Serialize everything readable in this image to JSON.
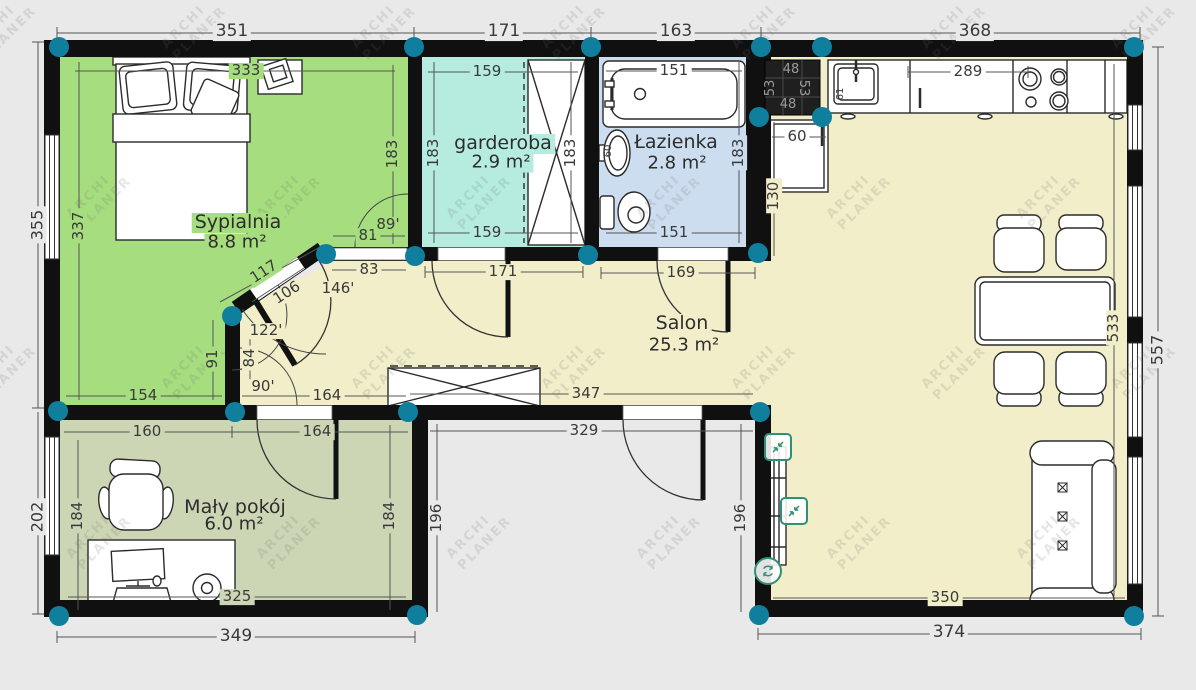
{
  "watermark": {
    "line1": "ARCHI",
    "line2": "PLANER"
  },
  "colors": {
    "background": "#e9e9e9",
    "wall": "#101010",
    "bedroom_fill": "#a6dd7e",
    "small_room_fill": "#ccd6b4",
    "wardrobe_fill": "#b5ecdf",
    "bathroom_fill": "#ccddf0",
    "living_fill": "#f2eeca",
    "corner_handle": "#107f9e",
    "selection_accent": "#2f9077"
  },
  "icons": {
    "scale": "shrink-arrows-icon",
    "rotate": "rotate-icon"
  },
  "rooms": {
    "sypialnia": {
      "name": "Sypialnia",
      "area": "8.8 m²"
    },
    "garderoba": {
      "name": "garderoba",
      "area": "2.9 m²"
    },
    "lazienka": {
      "name": "Łazienka",
      "area": "2.8 m²"
    },
    "salon": {
      "name": "Salon",
      "area": "25.3 m²"
    },
    "maly_pokoj": {
      "name": "Mały pokój",
      "area": "6.0 m²"
    }
  },
  "dims": {
    "top_1": "351",
    "top_2": "171",
    "top_3": "163",
    "top_4": "368",
    "bottom_left": "349",
    "bottom_right": "374",
    "left_top_out": "355",
    "left_top_in": "337",
    "left_bottom_out": "202",
    "right_out": "557",
    "salon_width_in": "533",
    "bed_top": "333",
    "bed_right": "183",
    "bed_seg": "91",
    "bed_bottom": "154",
    "bed_door": "81",
    "hall_83": "83",
    "hall_84": "84",
    "hall_164": "164",
    "hall_diag_len": "117",
    "hall_diag_door": "106",
    "gard_top": "159",
    "gard_left": "183",
    "gard_right": "183",
    "gard_bottom": "159",
    "gard_door": "171",
    "laz_top": "151",
    "laz_right": "183",
    "laz_bottom": "151",
    "laz_door": "169",
    "laz_sink": "60",
    "chimney_top": "48",
    "chimney_left": "53",
    "chimney_right": "53",
    "chimney_bottom": "48",
    "fridge_w": "60",
    "fridge_h": "130",
    "counter": "289",
    "sink_w": "61",
    "salon_347": "347",
    "salon_350": "350",
    "recess_329": "329",
    "recess_196_left": "196",
    "recess_196_right": "196",
    "maly_160": "160",
    "maly_164": "164",
    "maly_184_left": "184",
    "maly_184_right": "184",
    "maly_325": "325"
  },
  "angles": {
    "a146": "146'",
    "a122": "122'",
    "a90": "90'",
    "a89": "89'"
  }
}
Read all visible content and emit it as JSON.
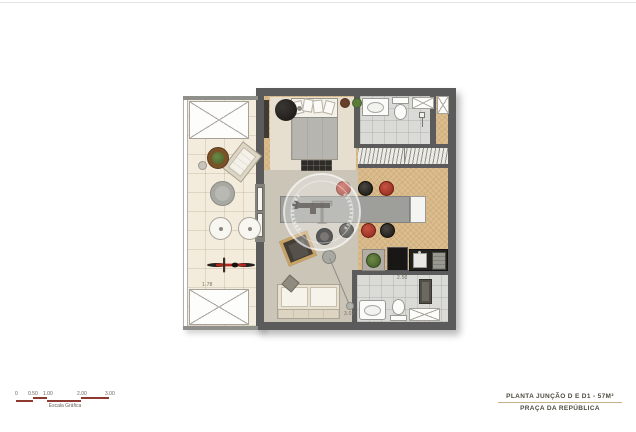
{
  "footer": {
    "title": "PLANTA JUNÇÃO D E D1 - 57M²",
    "subtitle": "PRAÇA DA REPÚBLICA"
  },
  "scale_bar": {
    "labels": [
      "0",
      "0.50",
      "1.00",
      "2.00",
      "3.00"
    ],
    "caption": "Escala Gráfica",
    "bar_color": "#8e3a31"
  },
  "watermark": {
    "monogram": "T"
  },
  "plan": {
    "dimensions": {
      "balcony_width": "1.78",
      "living_length": "3.02",
      "bathroom_width": "2.50"
    },
    "colors": {
      "wall": "#5b5b5b",
      "wood_floor": "#dcbd8e",
      "living_rug": "#cbc5b8",
      "balcony_tile": "#f3ecdc",
      "bath_tile": "#dadad6",
      "accent_red": "#b13a2c",
      "table_gray": "#9e9e9a",
      "footer_rule": "#c6b38e"
    }
  }
}
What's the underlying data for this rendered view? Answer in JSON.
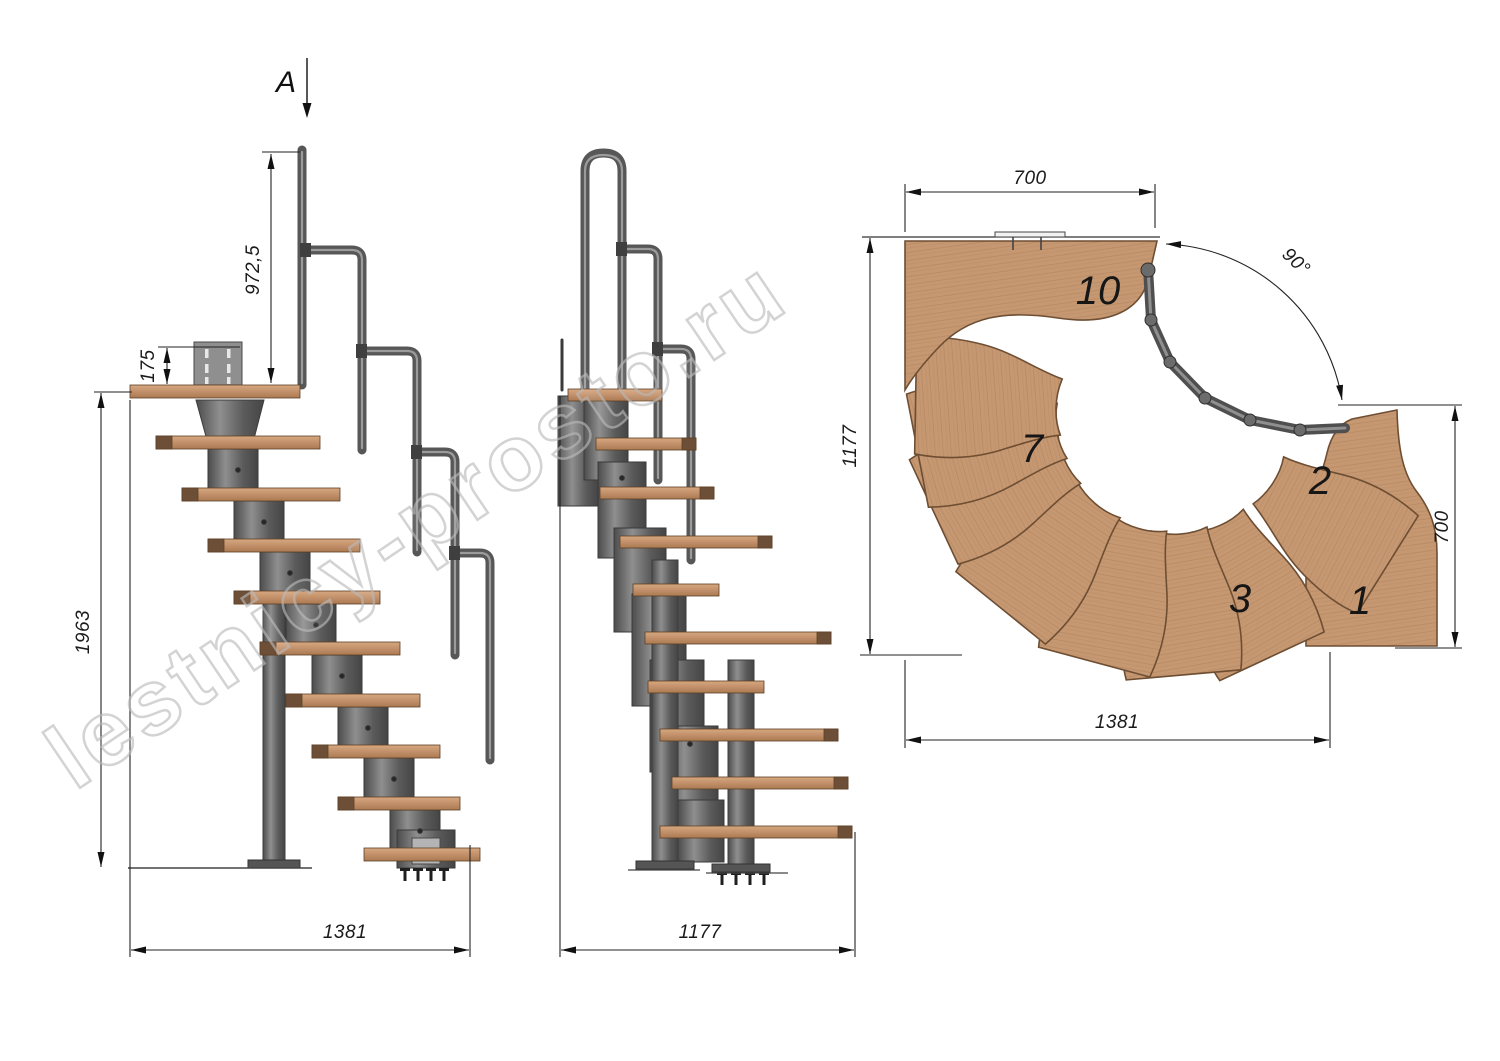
{
  "watermark": "lestnicy-prosto.ru",
  "section_label": "A",
  "side_view": {
    "dim_rail_height": "972,5",
    "dim_plate_height": "175",
    "dim_total_height": "1963",
    "dim_length": "1381"
  },
  "front_view": {
    "dim_width": "1177"
  },
  "plan_view": {
    "dim_top_width": "700",
    "dim_left_depth": "1177",
    "dim_right_depth": "700",
    "dim_bottom_length": "1381",
    "dim_turn_angle": "90°",
    "tread_labels": {
      "t10": "10",
      "t7": "7",
      "t2": "2",
      "t3": "3",
      "t1": "1"
    }
  },
  "colors": {
    "wood": "#c59872",
    "wood_dark_cap": "#6d4f37",
    "metal": "#6a6a6a",
    "line": "#222222",
    "watermark_stroke": "#bababa"
  }
}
● ● ● ● ●
## Prompt
Make an exact copy of the listing above. Do not include the pictures.

## Expected answer
Serialize everything readable in this image to JSON.
{
  "watermark": {
    "line1": "ARCHI",
    "line2": "PLANER"
  },
  "colors": {
    "background": "#e9e9e9",
    "wall": "#101010",
    "bedroom_fill": "#a6dd7e",
    "small_room_fill": "#ccd6b4",
    "wardrobe_fill": "#b5ecdf",
    "bathroom_fill": "#ccddf0",
    "living_fill": "#f2eeca",
    "corner_handle": "#107f9e",
    "selection_accent": "#2f9077"
  },
  "icons": {
    "scale": "shrink-arrows-icon",
    "rotate": "rotate-icon"
  },
  "rooms": {
    "sypialnia": {
      "name": "Sypialnia",
      "area": "8.8 m²"
    },
    "garderoba": {
      "name": "garderoba",
      "area": "2.9 m²"
    },
    "lazienka": {
      "name": "Łazienka",
      "area": "2.8 m²"
    },
    "salon": {
      "name": "Salon",
      "area": "25.3 m²"
    },
    "maly_pokoj": {
      "name": "Mały pokój",
      "area": "6.0 m²"
    }
  },
  "dims": {
    "top_1": "351",
    "top_2": "171",
    "top_3": "163",
    "top_4": "368",
    "bottom_left": "349",
    "bottom_right": "374",
    "left_top_out": "355",
    "left_top_in": "337",
    "left_bottom_out": "202",
    "right_out": "557",
    "salon_width_in": "533",
    "bed_top": "333",
    "bed_right": "183",
    "bed_seg": "91",
    "bed_bottom": "154",
    "bed_door": "81",
    "hall_83": "83",
    "hall_84": "84",
    "hall_164": "164",
    "hall_diag_len": "117",
    "hall_diag_door": "106",
    "gard_top": "159",
    "gard_left": "183",
    "gard_right": "183",
    "gard_bottom": "159",
    "gard_door": "171",
    "laz_top": "151",
    "laz_right": "183",
    "laz_bottom": "151",
    "laz_door": "169",
    "laz_sink": "60",
    "chimney_top": "48",
    "chimney_left": "53",
    "chimney_right": "53",
    "chimney_bottom": "48",
    "fridge_w": "60",
    "fridge_h": "130",
    "counter": "289",
    "sink_w": "61",
    "salon_347": "347",
    "salon_350": "350",
    "recess_329": "329",
    "recess_196_left": "196",
    "recess_196_right": "196",
    "maly_160": "160",
    "maly_164": "164",
    "maly_184_left": "184",
    "maly_184_right": "184",
    "maly_325": "325"
  },
  "angles": {
    "a146": "146'",
    "a122": "122'",
    "a90": "90'",
    "a89": "89'"
  }
}
Read all visible content and emit it as JSON.
{
  "footer": {
    "title": "PLANTA JUNÇÃO D E D1 - 57M²",
    "subtitle": "PRAÇA DA REPÚBLICA"
  },
  "scale_bar": {
    "labels": [
      "0",
      "0.50",
      "1.00",
      "2.00",
      "3.00"
    ],
    "caption": "Escala Gráfica",
    "bar_color": "#8e3a31"
  },
  "watermark": {
    "monogram": "T"
  },
  "plan": {
    "dimensions": {
      "balcony_width": "1.78",
      "living_length": "3.02",
      "bathroom_width": "2.50"
    },
    "colors": {
      "wall": "#5b5b5b",
      "wood_floor": "#dcbd8e",
      "living_rug": "#cbc5b8",
      "balcony_tile": "#f3ecdc",
      "bath_tile": "#dadad6",
      "accent_red": "#b13a2c",
      "table_gray": "#9e9e9a",
      "footer_rule": "#c6b38e"
    }
  }
}
What's the underlying data for this rendered view? Answer in JSON.
{
  "watermark": "lestnicy-prosto.ru",
  "section_label": "A",
  "side_view": {
    "dim_rail_height": "972,5",
    "dim_plate_height": "175",
    "dim_total_height": "1963",
    "dim_length": "1381"
  },
  "front_view": {
    "dim_width": "1177"
  },
  "plan_view": {
    "dim_top_width": "700",
    "dim_left_depth": "1177",
    "dim_right_depth": "700",
    "dim_bottom_length": "1381",
    "dim_turn_angle": "90°",
    "tread_labels": {
      "t10": "10",
      "t7": "7",
      "t2": "2",
      "t3": "3",
      "t1": "1"
    }
  },
  "colors": {
    "wood": "#c59872",
    "wood_dark_cap": "#6d4f37",
    "metal": "#6a6a6a",
    "line": "#222222",
    "watermark_stroke": "#bababa"
  }
}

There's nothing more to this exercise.